● **MATERIAL FOR THE TASK**
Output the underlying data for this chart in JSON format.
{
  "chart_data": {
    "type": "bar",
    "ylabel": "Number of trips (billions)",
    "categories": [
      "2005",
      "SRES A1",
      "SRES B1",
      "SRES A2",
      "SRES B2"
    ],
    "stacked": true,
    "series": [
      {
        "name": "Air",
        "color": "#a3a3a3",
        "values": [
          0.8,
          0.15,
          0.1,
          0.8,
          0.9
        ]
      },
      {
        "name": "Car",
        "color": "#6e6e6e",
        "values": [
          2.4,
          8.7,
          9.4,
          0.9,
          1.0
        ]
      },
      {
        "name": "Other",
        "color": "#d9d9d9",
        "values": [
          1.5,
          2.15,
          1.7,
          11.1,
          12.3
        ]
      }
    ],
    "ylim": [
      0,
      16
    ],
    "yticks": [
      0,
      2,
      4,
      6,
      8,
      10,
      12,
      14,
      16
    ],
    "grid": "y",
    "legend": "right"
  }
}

● **THE EXERCISE**
Read the entries and pick out all lines that include the word "color".

● **EXERCISE RESPONSE**
        "color": "#a3a3a3",
        "color": "#6e6e6e",
        "color": "#d9d9d9",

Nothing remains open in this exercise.